• [GIVEN INSTRUCTION] Isolate every line in the data with the string "يخرج" and copy it.

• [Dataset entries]
"""

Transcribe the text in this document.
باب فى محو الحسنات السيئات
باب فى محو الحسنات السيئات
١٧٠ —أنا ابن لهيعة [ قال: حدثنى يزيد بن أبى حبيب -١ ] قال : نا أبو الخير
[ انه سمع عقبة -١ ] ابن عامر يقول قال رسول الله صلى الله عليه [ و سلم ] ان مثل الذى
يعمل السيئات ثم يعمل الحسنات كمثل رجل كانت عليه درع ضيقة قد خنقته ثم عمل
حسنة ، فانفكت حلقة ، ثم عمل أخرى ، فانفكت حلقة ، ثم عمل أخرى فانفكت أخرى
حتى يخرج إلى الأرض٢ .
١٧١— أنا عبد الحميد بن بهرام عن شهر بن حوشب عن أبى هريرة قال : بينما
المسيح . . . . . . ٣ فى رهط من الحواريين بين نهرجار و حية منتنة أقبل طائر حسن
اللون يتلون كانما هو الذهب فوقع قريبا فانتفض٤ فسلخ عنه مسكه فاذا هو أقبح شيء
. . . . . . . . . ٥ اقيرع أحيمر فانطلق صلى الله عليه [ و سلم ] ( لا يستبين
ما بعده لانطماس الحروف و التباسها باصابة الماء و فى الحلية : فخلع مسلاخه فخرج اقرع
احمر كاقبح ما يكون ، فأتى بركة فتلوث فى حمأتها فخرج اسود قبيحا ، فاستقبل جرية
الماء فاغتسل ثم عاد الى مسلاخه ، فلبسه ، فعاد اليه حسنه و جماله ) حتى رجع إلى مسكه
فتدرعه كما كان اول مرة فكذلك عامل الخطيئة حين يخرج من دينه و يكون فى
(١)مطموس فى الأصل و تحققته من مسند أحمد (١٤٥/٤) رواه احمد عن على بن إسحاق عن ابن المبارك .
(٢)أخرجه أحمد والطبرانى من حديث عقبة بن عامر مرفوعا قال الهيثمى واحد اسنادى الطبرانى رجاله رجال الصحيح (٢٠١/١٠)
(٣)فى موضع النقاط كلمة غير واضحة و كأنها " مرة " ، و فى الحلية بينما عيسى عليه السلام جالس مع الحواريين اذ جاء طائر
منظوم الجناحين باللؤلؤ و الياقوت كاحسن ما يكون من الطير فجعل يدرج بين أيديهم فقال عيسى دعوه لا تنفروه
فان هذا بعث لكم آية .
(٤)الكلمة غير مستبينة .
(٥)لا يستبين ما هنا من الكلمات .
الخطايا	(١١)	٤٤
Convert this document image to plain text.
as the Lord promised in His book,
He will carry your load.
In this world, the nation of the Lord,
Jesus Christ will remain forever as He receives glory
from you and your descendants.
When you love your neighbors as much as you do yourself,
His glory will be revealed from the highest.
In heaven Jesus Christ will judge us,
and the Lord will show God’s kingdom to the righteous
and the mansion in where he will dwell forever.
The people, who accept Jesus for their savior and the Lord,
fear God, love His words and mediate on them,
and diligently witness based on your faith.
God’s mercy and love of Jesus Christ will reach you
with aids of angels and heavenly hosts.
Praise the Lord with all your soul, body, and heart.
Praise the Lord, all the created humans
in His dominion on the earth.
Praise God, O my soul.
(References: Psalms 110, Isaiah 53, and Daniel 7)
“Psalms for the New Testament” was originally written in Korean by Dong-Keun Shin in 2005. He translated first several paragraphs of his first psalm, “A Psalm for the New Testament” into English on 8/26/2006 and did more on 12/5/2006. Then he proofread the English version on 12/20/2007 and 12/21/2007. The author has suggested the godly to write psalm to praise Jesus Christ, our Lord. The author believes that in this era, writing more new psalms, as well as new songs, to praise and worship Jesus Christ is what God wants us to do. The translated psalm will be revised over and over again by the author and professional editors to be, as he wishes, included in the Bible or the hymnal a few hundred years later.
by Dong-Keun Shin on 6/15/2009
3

"""

• [FULL RESPONSE]
حتى يخرج إلى الأرض٢ .
فتدرعه كما كان اول مرة فكذلك عامل الخطيئة حين يخرج من دينه و يكون فى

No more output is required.